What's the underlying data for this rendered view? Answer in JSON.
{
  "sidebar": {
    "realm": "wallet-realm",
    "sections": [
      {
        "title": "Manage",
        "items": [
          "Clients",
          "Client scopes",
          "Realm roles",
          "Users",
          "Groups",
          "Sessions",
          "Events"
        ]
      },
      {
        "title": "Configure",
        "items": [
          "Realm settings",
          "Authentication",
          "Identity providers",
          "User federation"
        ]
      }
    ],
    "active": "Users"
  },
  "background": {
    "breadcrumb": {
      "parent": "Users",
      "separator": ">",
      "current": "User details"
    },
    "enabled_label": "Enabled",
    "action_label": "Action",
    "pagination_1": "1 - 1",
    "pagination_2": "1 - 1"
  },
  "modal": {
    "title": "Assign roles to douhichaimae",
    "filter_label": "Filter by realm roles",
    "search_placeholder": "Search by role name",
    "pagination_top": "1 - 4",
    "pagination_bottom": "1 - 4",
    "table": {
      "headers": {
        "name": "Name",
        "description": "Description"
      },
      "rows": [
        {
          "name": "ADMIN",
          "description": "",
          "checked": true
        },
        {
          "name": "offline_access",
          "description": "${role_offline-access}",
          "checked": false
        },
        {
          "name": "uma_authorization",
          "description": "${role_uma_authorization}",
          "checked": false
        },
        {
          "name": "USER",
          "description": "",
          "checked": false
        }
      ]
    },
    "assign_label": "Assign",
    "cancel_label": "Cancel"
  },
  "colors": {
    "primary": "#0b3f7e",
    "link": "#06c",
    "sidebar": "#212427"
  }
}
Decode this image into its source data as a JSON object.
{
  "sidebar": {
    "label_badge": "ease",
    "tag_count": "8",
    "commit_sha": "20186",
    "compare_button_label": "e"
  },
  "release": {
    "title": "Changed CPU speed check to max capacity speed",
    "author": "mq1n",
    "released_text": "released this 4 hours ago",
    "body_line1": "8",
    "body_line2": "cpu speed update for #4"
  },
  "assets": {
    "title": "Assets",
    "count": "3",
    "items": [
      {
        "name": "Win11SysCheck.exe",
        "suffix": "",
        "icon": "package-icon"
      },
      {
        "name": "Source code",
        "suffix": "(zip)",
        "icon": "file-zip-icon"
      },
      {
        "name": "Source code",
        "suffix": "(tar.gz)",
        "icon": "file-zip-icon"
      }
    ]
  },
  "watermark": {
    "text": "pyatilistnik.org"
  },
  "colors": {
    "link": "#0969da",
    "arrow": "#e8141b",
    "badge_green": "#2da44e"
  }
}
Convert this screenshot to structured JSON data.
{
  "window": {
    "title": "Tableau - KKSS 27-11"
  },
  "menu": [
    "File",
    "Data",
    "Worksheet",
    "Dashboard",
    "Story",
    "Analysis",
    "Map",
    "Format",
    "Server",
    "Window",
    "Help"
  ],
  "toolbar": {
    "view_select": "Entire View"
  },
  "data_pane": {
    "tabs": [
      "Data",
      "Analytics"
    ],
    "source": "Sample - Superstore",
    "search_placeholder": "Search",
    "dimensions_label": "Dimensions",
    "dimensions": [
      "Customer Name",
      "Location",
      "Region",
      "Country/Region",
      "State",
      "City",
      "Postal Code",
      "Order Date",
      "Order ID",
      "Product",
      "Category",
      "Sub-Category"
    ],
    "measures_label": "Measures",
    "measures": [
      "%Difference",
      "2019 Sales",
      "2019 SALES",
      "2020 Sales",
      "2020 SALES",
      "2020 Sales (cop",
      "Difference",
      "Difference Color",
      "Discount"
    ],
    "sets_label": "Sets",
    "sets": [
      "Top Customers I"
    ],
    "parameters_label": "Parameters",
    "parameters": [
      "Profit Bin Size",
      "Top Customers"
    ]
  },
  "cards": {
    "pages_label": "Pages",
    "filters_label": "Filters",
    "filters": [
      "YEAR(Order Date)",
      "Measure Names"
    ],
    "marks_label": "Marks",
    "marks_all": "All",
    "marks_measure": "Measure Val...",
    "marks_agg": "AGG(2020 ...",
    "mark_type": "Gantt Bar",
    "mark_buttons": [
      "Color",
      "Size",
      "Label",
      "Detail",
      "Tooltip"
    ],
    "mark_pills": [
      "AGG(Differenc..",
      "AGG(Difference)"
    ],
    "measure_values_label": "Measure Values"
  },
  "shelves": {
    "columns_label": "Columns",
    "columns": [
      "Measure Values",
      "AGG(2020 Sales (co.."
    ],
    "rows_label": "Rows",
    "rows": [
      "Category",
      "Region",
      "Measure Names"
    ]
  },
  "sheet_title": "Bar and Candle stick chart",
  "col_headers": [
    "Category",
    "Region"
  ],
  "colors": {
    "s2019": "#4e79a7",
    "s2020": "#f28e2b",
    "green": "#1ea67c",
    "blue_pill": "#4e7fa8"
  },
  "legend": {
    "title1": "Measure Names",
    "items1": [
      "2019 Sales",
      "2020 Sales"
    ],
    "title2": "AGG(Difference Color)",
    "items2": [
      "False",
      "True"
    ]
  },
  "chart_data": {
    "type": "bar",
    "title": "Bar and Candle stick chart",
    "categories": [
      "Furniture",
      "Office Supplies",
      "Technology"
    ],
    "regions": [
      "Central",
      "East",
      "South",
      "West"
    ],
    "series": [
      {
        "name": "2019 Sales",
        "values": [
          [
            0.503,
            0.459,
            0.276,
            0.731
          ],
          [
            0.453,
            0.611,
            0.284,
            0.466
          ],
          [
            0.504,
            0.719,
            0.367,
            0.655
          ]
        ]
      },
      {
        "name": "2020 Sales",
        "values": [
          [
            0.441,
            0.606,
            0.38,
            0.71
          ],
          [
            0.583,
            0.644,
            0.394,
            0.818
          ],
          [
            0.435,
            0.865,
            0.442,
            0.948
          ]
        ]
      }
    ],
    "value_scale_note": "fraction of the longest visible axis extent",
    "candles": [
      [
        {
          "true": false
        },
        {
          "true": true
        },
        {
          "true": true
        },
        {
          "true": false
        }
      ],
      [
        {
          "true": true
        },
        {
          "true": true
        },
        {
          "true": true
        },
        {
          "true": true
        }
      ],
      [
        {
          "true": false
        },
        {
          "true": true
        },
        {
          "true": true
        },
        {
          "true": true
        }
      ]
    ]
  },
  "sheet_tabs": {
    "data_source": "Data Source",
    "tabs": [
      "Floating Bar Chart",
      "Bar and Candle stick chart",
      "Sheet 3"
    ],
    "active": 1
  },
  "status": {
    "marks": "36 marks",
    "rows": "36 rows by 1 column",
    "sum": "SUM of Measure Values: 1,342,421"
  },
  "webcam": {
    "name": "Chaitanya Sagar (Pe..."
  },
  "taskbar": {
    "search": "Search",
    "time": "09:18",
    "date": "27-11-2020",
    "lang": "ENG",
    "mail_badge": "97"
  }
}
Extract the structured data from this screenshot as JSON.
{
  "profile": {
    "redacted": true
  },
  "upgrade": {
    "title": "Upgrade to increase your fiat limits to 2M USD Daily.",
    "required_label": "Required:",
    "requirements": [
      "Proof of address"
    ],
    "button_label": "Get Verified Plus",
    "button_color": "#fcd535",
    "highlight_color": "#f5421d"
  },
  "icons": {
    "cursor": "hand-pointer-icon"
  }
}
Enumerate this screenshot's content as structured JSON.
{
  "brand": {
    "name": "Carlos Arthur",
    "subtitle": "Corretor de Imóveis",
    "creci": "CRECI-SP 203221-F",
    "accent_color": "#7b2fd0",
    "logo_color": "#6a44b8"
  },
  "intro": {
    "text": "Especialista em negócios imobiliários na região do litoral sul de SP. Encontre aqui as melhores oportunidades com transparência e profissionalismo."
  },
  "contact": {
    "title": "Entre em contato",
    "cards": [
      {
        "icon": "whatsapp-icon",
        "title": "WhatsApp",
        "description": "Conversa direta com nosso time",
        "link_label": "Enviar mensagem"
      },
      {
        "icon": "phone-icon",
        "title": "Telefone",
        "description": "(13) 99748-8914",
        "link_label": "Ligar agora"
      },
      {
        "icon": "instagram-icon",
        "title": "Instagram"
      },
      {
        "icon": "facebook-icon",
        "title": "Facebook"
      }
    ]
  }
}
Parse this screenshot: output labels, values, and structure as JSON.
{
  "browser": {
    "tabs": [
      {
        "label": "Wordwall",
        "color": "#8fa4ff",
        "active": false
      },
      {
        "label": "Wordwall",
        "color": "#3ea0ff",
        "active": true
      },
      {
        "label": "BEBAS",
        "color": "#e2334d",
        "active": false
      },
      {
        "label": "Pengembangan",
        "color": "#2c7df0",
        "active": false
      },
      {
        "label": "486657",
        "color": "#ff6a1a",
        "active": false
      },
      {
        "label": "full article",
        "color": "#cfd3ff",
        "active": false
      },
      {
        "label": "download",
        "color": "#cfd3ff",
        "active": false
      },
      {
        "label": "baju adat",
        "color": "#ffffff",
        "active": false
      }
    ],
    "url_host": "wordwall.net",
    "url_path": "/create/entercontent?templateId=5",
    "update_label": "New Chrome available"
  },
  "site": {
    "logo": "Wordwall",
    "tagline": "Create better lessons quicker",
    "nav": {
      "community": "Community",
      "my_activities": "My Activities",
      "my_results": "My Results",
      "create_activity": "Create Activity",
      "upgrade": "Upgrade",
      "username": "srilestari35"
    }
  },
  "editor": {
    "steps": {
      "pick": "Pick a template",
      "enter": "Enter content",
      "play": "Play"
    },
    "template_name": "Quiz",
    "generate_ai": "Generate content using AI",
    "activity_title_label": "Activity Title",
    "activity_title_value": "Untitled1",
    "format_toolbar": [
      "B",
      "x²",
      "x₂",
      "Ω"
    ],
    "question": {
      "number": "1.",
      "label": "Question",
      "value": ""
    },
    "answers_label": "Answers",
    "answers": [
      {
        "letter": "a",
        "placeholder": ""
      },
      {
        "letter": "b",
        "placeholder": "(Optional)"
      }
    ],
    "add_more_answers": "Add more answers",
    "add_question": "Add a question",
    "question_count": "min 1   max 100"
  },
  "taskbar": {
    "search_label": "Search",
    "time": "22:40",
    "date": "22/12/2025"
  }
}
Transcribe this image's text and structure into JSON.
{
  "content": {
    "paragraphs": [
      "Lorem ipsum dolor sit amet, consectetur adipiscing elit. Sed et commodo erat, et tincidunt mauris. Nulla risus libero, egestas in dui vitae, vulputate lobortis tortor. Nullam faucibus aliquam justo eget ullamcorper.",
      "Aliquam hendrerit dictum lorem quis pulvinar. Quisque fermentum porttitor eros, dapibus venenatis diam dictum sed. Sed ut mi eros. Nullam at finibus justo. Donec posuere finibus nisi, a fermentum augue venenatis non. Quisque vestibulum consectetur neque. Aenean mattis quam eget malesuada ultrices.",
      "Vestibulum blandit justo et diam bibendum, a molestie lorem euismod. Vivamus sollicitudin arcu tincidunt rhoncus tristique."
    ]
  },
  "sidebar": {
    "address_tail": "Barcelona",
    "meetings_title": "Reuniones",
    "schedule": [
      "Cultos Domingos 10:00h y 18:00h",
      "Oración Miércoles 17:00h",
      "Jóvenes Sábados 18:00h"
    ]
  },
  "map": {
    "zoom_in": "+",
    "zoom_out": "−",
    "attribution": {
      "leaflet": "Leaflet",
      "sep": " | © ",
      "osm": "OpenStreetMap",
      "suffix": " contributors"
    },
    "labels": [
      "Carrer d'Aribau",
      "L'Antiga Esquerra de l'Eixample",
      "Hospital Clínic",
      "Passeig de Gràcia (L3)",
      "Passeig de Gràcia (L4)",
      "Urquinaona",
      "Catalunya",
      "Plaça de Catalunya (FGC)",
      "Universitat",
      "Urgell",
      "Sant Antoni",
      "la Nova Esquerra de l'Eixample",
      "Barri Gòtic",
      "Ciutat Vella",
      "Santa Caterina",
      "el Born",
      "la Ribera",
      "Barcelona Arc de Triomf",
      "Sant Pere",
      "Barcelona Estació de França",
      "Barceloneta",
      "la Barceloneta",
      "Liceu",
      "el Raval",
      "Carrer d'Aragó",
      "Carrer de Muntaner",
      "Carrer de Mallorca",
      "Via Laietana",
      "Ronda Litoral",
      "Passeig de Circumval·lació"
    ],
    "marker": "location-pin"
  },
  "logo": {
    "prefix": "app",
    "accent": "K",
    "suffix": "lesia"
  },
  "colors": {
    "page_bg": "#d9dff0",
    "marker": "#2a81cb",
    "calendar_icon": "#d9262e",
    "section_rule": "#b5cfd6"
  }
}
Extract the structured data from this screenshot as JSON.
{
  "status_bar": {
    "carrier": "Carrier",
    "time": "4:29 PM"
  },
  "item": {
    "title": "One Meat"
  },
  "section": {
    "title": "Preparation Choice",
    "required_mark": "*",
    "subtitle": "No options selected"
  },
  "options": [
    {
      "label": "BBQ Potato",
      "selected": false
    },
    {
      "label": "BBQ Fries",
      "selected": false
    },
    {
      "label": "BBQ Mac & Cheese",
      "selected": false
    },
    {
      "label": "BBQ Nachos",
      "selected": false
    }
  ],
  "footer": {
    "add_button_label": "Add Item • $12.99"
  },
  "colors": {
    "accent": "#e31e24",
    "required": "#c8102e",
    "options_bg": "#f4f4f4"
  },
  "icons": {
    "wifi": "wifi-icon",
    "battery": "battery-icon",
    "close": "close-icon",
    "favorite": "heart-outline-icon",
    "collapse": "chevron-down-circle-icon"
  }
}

┄┄┄┄┄┄┄┄┄┄┄┄┄┄┄┄┄┄┄┄

Work required:
Go through the listing above and list every line that has the word "Gràcia".

Response:
      "Passeig de Gràcia (L3)",
      "Passeig de Gràcia (L4)",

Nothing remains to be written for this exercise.